* Given request *
Below is a set of records; restate each one word for word.

* Items *
■ ■ ■ ■
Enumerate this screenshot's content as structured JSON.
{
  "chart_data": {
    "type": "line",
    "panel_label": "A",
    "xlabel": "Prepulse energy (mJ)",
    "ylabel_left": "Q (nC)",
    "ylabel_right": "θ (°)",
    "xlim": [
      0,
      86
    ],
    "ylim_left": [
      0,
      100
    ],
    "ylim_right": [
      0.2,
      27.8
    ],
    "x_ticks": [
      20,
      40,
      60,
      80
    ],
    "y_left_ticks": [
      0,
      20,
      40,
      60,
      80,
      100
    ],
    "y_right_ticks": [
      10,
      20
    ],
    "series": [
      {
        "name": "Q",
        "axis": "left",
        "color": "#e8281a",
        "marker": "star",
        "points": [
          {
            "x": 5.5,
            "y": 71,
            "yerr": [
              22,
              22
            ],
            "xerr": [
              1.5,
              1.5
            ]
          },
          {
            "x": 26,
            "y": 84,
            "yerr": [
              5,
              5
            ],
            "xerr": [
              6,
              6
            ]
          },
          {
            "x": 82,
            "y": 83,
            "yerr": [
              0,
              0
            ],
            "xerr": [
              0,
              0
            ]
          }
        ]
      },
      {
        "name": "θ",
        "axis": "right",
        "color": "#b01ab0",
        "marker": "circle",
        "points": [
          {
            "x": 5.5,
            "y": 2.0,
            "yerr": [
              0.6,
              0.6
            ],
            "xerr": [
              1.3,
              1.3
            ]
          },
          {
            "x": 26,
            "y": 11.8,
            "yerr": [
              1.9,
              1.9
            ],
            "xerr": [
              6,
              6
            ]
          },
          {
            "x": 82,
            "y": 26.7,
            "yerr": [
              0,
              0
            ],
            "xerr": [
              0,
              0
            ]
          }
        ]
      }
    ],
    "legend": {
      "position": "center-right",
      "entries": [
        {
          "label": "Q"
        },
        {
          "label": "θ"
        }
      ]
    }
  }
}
■ ■ ■ ■
* Solution to the exercise *
Enumerate this screenshot's content as structured JSON.
{
  "chart_data": {
    "type": "line",
    "panel_label": "A",
    "xlabel": "Prepulse energy (mJ)",
    "ylabel_left": "Q (nC)",
    "ylabel_right": "θ (°)",
    "xlim": [
      0,
      86
    ],
    "ylim_left": [
      0,
      100
    ],
    "ylim_right": [
      0.2,
      27.8
    ],
    "x_ticks": [
      20,
      40,
      60,
      80
    ],
    "y_left_ticks": [
      0,
      20,
      40,
      60,
      80,
      100
    ],
    "y_right_ticks": [
      10,
      20
    ],
    "series": [
      {
        "name": "Q",
        "axis": "left",
        "color": "#e8281a",
        "marker": "star",
        "points": [
          {
            "x": 5.5,
            "y": 71,
            "yerr": [
              22,
              22
            ],
            "xerr": [
              1.5,
              1.5
            ]
          },
          {
            "x": 26,
            "y": 84,
            "yerr": [
              5,
              5
            ],
            "xerr": [
              6,
              6
            ]
          },
          {
            "x": 82,
            "y": 83,
            "yerr": [
              0,
              0
            ],
            "xerr": [
              0,
              0
            ]
          }
        ]
      },
      {
        "name": "θ",
        "axis": "right",
        "color": "#b01ab0",
        "marker": "circle",
        "points": [
          {
            "x": 5.5,
            "y": 2.0,
            "yerr": [
              0.6,
              0.6
            ],
            "xerr": [
              1.3,
              1.3
            ]
          },
          {
            "x": 26,
            "y": 11.8,
            "yerr": [
              1.9,
              1.9
            ],
            "xerr": [
              6,
              6
            ]
          },
          {
            "x": 82,
            "y": 26.7,
            "yerr": [
              0,
              0
            ],
            "xerr": [
              0,
              0
            ]
          }
        ]
      }
    ],
    "legend": {
      "position": "center-right",
      "entries": [
        {
          "label": "Q"
        },
        {
          "label": "θ"
        }
      ]
    }
  }
}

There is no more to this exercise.